» **PROBLEM TO WORK ON**: Take every line from the material that has the word "text" in it.

» **TASK MATERIAL**:

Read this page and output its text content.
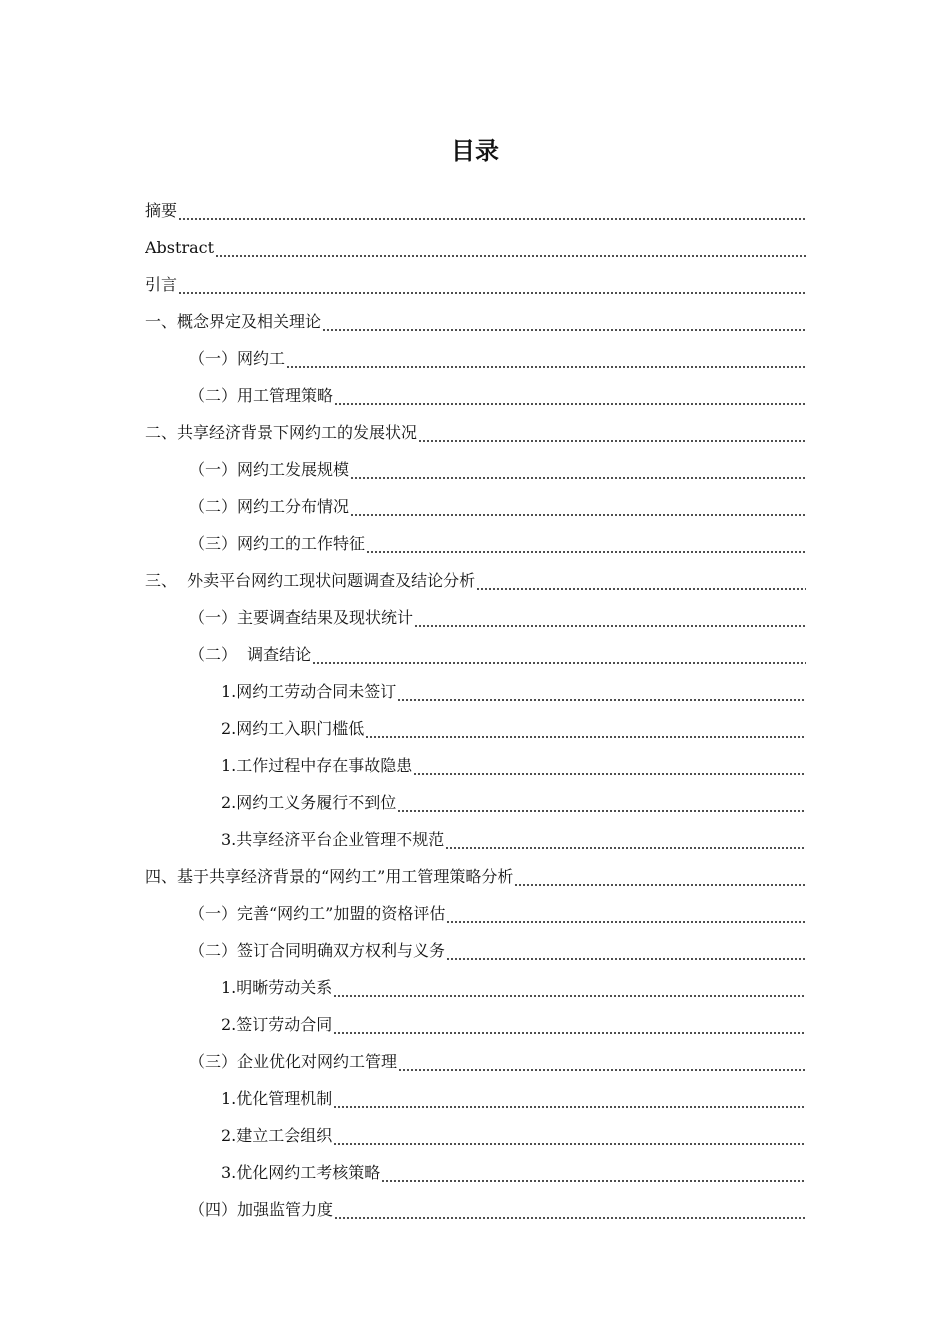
目录
摘要
Abstract
引言
一、概念界定及相关理论
（一）网约工
（二）用工管理策略
二、共享经济背景下网约工的发展状况
（一）网约工发展规模
（二）网约工分布情况
（三）网约工的工作特征
三、  外卖平台网约工现状问题调查及结论分析
（一）主要调查结果及现状统计
（二）  调查结论
1.网约工劳动合同未签订
2.网约工入职门槛低
1.工作过程中存在事故隐患
2.网约工义务履行不到位
3.共享经济平台企业管理不规范
四、基于共享经济背景的“网约工”用工管理策略分析
（一）完善“网约工”加盟的资格评估
（二）签订合同明确双方权利与义务
1.明晰劳动关系
2.签订劳动合同
（三）企业优化对网约工管理
1.优化管理机制
2.建立工会组织
3.优化网约工考核策略
（四）加强监管力度
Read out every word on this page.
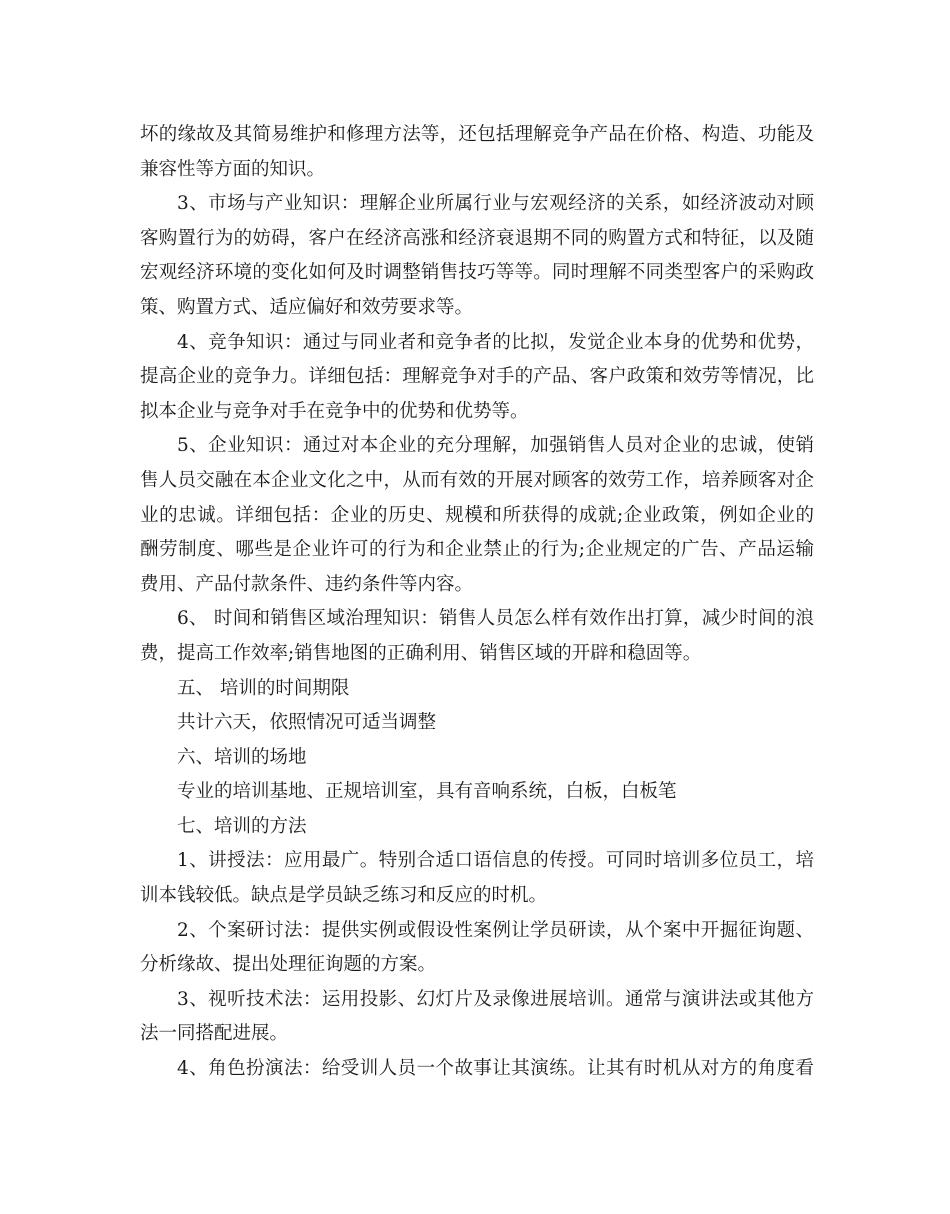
坏的缘故及其简易维护和修理方法等，还包括理解竞争产品在价格、构造、功能及
兼容性等方面的知识。
3、市场与产业知识：理解企业所属行业与宏观经济的关系，如经济波动对顾
客购置行为的妨碍，客户在经济高涨和经济衰退期不同的购置方式和特征，以及随
宏观经济环境的变化如何及时调整销售技巧等等。同时理解不同类型客户的采购政
策、购置方式、适应偏好和效劳要求等。
4、竞争知识：通过与同业者和竞争者的比拟，发觉企业本身的优势和优势，
提高企业的竞争力。详细包括：理解竞争对手的产品、客户政策和效劳等情况，比
拟本企业与竞争对手在竞争中的优势和优势等。
5、企业知识：通过对本企业的充分理解，加强销售人员对企业的忠诚，使销
售人员交融在本企业文化之中，从而有效的开展对顾客的效劳工作，培养顾客对企
业的忠诚。详细包括：企业的历史、规模和所获得的成就;企业政策，例如企业的
酬劳制度、哪些是企业许可的行为和企业禁止的行为;企业规定的广告、产品运输
费用、产品付款条件、违约条件等内容。
6、 时间和销售区域治理知识：销售人员怎么样有效作出打算，减少时间的浪
费，提高工作效率;销售地图的正确利用、销售区域的开辟和稳固等。
五、 培训的时间期限
共计六天，依照情况可适当调整
六、培训的场地
专业的培训基地、正规培训室，具有音响系统，白板，白板笔
七、培训的方法
1、讲授法：应用最广。特别合适口语信息的传授。可同时培训多位员工，培
训本钱较低。缺点是学员缺乏练习和反应的时机。
2、个案研讨法：提供实例或假设性案例让学员研读，从个案中开掘征询题、
分析缘故、提出处理征询题的方案。
3、视听技术法：运用投影、幻灯片及录像进展培训。通常与演讲法或其他方
法一同搭配进展。
4、角色扮演法：给受训人员一个故事让其演练。让其有时机从对方的角度看
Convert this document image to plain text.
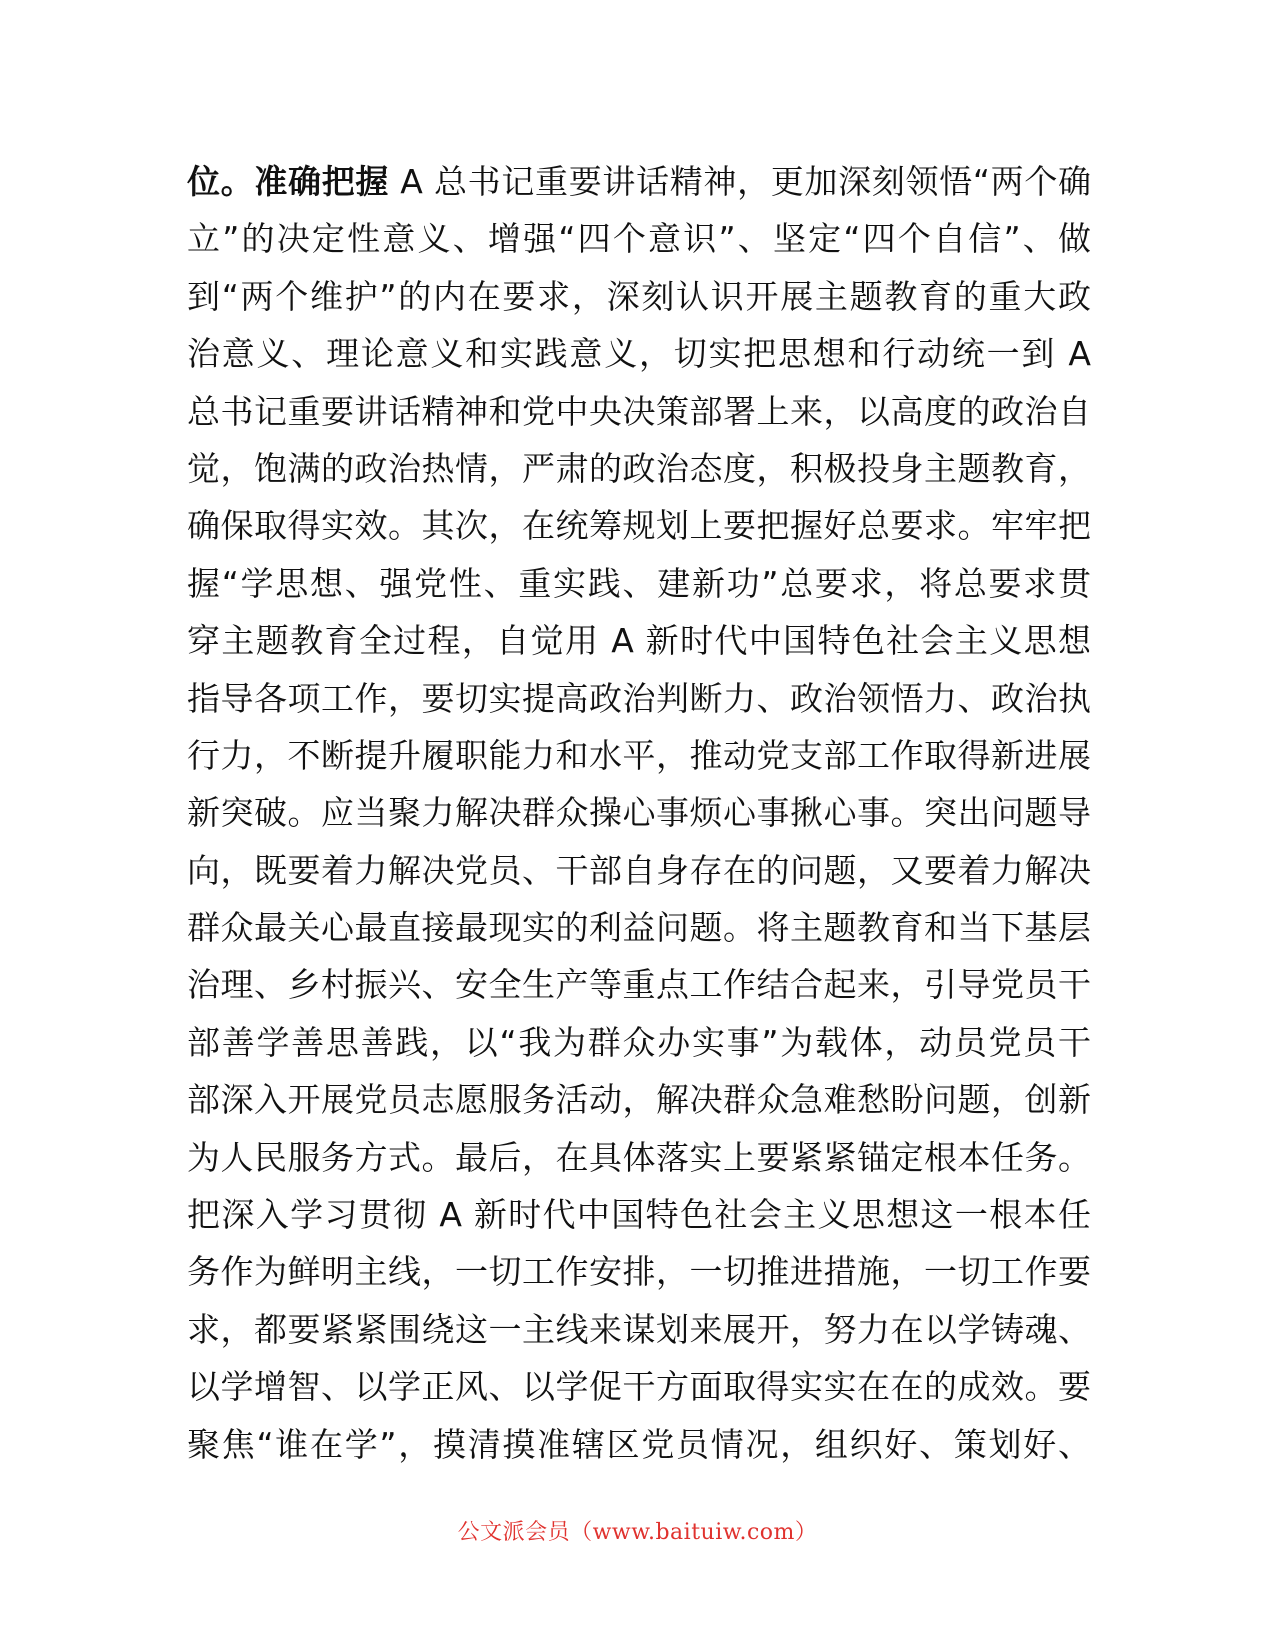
位。准确把握 A 总书记重要讲话精神，更加深刻领悟“两个确
立”的决定性意义、增强“四个意识”、坚定“四个自信”、做
到“两个维护”的内在要求，深刻认识开展主题教育的重大政
治意义、理论意义和实践意义，切实把思想和行动统一到 A
总书记重要讲话精神和党中央决策部署上来，以高度的政治自
觉，饱满的政治热情，严肃的政治态度，积极投身主题教育，
确保取得实效。其次，在统筹规划上要把握好总要求。牢牢把
握“学思想、强党性、重实践、建新功”总要求，将总要求贯
穿主题教育全过程，自觉用 A 新时代中国特色社会主义思想
指导各项工作，要切实提高政治判断力、政治领悟力、政治执
行力，不断提升履职能力和水平，推动党支部工作取得新进展
新突破。应当聚力解决群众操心事烦心事揪心事。突出问题导
向，既要着力解决党员、干部自身存在的问题，又要着力解决
群众最关心最直接最现实的利益问题。将主题教育和当下基层
治理、乡村振兴、安全生产等重点工作结合起来，引导党员干
部善学善思善践，以“我为群众办实事”为载体，动员党员干
部深入开展党员志愿服务活动，解决群众急难愁盼问题，创新
为人民服务方式。最后，在具体落实上要紧紧锚定根本任务。
把深入学习贯彻 A 新时代中国特色社会主义思想这一根本任
务作为鲜明主线，一切工作安排，一切推进措施，一切工作要
求，都要紧紧围绕这一主线来谋划来展开，努力在以学铸魂、
以学增智、以学正风、以学促干方面取得实实在在的成效。要
聚焦“谁在学”，摸清摸准辖区党员情况，组织好、策划好、
公文派会员（www.baituiw.com）
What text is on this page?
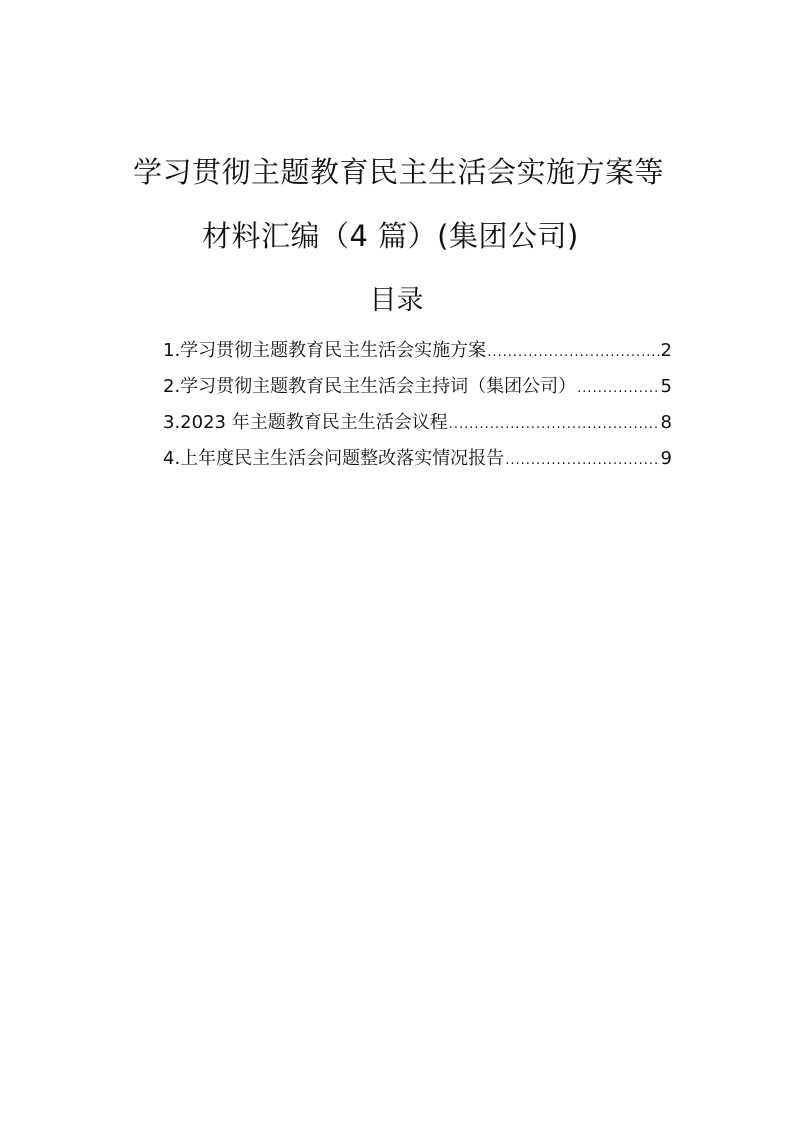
学习贯彻主题教育民主生活会实施方案等
材料汇编（4 篇）(集团公司)
目录
1.学习贯彻主题教育民主生活会实施方案 .....	2
2.学习贯彻主题教育民主生活会主持词（集团公司） .....	5
3.2023 年主题教育民主生活会议程 .....	8
4.上年度民主生活会问题整改落实情况报告 .....	9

» **RESPONSE FOR THIS EXERCISE**:
Read this page and output its text content.
Convert this document image to plain text.
What text is on this page?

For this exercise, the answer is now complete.